= What you are asked to do =
Reproduce every one of the entries below without any changes.

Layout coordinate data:
>> Begin
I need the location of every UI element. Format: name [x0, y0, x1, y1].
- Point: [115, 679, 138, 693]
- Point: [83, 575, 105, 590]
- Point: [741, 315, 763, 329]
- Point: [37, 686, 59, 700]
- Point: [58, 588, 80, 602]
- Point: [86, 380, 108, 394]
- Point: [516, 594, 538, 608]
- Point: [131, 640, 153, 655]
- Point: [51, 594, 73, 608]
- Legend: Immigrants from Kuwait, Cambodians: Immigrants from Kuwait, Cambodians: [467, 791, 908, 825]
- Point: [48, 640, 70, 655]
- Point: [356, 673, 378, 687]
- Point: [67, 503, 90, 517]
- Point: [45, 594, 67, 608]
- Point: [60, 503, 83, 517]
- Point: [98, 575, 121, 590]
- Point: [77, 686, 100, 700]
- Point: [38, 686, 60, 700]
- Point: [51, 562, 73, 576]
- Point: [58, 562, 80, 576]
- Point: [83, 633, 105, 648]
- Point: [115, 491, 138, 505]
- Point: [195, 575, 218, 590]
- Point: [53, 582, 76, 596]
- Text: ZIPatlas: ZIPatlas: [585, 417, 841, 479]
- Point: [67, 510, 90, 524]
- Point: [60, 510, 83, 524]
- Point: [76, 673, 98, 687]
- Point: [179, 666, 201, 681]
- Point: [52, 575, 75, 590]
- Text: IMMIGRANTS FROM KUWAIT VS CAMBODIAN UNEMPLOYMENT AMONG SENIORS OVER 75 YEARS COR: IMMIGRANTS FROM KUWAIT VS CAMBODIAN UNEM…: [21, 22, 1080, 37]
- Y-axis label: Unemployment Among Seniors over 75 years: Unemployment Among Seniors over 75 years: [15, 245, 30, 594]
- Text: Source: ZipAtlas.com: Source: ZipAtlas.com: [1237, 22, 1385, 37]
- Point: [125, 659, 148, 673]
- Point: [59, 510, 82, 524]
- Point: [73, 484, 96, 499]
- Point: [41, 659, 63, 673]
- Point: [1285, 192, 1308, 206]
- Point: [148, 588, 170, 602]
>> End
= Task result =
I need the location of every UI element. Format: name [x0, y0, x1, y1].
- Point: [115, 679, 138, 693]
- Point: [83, 575, 105, 590]
- Point: [741, 315, 763, 329]
- Point: [37, 686, 59, 700]
- Point: [58, 588, 80, 602]
- Point: [86, 380, 108, 394]
- Point: [516, 594, 538, 608]
- Point: [131, 640, 153, 655]
- Point: [51, 594, 73, 608]
- Legend: Immigrants from Kuwait, Cambodians: Immigrants from Kuwait, Cambodians: [467, 791, 908, 825]
- Point: [48, 640, 70, 655]
- Point: [356, 673, 378, 687]
- Point: [67, 503, 90, 517]
- Point: [45, 594, 67, 608]
- Point: [60, 503, 83, 517]
- Point: [98, 575, 121, 590]
- Point: [77, 686, 100, 700]
- Point: [38, 686, 60, 700]
- Point: [51, 562, 73, 576]
- Point: [58, 562, 80, 576]
- Point: [83, 633, 105, 648]
- Point: [115, 491, 138, 505]
- Point: [195, 575, 218, 590]
- Point: [53, 582, 76, 596]
- Text: ZIPatlas: ZIPatlas: [585, 417, 841, 479]
- Point: [67, 510, 90, 524]
- Point: [60, 510, 83, 524]
- Point: [76, 673, 98, 687]
- Point: [179, 666, 201, 681]
- Point: [52, 575, 75, 590]
- Text: IMMIGRANTS FROM KUWAIT VS CAMBODIAN UNEMPLOYMENT AMONG SENIORS OVER 75 YEARS COR: IMMIGRANTS FROM KUWAIT VS CAMBODIAN UNEM…: [21, 22, 1080, 37]
- Y-axis label: Unemployment Among Seniors over 75 years: Unemployment Among Seniors over 75 years: [15, 245, 30, 594]
- Text: Source: ZipAtlas.com: Source: ZipAtlas.com: [1237, 22, 1385, 37]
- Point: [125, 659, 148, 673]
- Point: [59, 510, 82, 524]
- Point: [73, 484, 96, 499]
- Point: [41, 659, 63, 673]
- Point: [1285, 192, 1308, 206]
- Point: [148, 588, 170, 602]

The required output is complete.